- _Your goal_: Reproduce all lines of the listing below in which the word "Клинцовский" occurs.

§ §

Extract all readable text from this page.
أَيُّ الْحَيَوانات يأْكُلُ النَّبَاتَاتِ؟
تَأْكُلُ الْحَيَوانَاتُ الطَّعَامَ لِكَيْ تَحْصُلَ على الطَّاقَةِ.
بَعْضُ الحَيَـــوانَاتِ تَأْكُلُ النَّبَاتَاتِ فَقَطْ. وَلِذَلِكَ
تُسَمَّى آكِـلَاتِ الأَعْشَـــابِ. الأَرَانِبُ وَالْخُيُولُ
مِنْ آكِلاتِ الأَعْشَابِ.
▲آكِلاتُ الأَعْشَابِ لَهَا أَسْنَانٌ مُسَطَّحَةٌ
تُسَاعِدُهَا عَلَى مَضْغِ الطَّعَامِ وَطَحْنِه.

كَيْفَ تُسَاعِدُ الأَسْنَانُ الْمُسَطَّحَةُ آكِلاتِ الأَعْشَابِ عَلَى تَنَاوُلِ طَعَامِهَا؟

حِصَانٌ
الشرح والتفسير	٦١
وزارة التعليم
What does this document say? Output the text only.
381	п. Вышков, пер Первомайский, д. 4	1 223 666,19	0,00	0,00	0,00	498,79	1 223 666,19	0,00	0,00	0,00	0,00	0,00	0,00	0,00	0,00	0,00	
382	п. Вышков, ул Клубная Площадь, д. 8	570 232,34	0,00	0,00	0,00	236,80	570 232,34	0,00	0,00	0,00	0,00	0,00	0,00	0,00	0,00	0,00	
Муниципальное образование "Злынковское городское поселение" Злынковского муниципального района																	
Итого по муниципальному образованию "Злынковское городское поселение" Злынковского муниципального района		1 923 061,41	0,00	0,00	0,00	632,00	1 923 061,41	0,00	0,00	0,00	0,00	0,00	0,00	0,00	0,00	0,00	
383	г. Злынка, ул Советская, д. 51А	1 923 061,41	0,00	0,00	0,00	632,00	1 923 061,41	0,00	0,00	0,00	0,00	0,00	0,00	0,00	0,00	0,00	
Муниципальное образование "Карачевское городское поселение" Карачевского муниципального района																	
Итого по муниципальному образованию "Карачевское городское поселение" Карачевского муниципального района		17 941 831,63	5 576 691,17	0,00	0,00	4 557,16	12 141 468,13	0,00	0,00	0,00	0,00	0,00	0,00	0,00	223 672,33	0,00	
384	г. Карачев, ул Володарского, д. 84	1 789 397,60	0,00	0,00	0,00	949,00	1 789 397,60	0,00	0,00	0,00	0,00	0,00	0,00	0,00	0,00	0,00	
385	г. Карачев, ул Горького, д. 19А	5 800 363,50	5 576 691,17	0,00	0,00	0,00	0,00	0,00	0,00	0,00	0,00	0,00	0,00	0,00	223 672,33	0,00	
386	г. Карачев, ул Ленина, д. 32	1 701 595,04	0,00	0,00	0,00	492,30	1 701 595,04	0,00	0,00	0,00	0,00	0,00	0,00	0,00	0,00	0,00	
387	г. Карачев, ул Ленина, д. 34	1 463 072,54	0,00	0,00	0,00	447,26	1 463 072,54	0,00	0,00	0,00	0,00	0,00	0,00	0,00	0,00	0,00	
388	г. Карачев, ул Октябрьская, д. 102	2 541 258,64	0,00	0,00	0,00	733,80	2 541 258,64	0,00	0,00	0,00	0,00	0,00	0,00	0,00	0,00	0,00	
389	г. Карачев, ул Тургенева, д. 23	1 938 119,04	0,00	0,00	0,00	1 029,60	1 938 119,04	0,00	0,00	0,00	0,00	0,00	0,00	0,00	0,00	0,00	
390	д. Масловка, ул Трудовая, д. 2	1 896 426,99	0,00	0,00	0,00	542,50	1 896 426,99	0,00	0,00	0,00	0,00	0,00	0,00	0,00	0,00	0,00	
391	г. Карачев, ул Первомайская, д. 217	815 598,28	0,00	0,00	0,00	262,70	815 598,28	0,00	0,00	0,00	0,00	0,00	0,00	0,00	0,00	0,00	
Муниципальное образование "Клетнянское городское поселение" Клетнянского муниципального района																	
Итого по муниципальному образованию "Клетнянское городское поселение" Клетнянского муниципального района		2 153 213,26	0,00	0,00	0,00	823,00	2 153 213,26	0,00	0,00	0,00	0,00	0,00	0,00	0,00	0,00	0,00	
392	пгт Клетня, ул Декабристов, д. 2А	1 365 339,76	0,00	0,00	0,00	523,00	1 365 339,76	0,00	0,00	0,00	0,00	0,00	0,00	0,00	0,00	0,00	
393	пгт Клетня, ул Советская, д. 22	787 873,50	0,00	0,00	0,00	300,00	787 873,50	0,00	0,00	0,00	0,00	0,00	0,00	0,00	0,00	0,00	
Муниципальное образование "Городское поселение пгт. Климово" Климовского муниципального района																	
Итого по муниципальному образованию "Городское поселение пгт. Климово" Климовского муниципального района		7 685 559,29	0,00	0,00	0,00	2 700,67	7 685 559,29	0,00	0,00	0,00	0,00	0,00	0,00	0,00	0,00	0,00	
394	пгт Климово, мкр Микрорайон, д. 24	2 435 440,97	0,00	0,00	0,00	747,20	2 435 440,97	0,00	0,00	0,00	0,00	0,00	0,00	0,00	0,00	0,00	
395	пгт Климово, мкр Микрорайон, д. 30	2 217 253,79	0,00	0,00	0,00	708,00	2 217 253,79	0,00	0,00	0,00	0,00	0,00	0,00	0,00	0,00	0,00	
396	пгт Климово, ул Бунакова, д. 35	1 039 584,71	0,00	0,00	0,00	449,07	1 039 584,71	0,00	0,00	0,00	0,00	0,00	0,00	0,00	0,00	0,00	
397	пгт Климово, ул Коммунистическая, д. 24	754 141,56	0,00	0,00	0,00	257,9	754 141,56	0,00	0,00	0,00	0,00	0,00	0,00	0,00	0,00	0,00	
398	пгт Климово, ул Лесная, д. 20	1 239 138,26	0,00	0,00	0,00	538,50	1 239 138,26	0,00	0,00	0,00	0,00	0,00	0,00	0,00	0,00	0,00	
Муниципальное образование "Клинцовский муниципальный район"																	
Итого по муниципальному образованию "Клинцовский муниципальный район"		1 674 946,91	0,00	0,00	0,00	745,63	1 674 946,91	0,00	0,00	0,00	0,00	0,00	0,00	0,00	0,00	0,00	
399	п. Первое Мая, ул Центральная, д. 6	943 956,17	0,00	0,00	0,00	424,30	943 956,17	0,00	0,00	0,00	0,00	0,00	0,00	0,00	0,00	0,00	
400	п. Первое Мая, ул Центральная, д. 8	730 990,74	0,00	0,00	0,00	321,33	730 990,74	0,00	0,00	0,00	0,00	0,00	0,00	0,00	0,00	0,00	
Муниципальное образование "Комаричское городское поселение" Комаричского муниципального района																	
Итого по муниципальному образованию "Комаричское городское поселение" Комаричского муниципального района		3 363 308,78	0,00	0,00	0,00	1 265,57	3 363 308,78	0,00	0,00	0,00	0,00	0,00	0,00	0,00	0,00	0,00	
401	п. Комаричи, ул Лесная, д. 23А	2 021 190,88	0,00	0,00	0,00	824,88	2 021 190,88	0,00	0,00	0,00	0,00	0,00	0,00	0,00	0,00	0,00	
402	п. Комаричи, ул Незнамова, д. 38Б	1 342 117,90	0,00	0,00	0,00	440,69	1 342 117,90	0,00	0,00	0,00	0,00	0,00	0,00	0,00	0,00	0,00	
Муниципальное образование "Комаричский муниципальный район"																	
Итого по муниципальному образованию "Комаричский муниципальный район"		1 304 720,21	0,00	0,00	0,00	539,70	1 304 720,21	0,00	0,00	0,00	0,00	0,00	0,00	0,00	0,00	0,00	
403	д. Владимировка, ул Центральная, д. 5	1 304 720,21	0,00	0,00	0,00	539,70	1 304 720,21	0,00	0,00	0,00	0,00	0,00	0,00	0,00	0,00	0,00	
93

§ §

- _The output_:
Муниципальное образование "Клинцовский муниципальный район"																	
Итого по муниципальному образованию "Клинцовский муниципальный район"		1 674 946,91	0,00	0,00	0,00	745,63	1 674 946,91	0,00	0,00	0,00	0,00	0,00	0,00	0,00	0,00	0,00	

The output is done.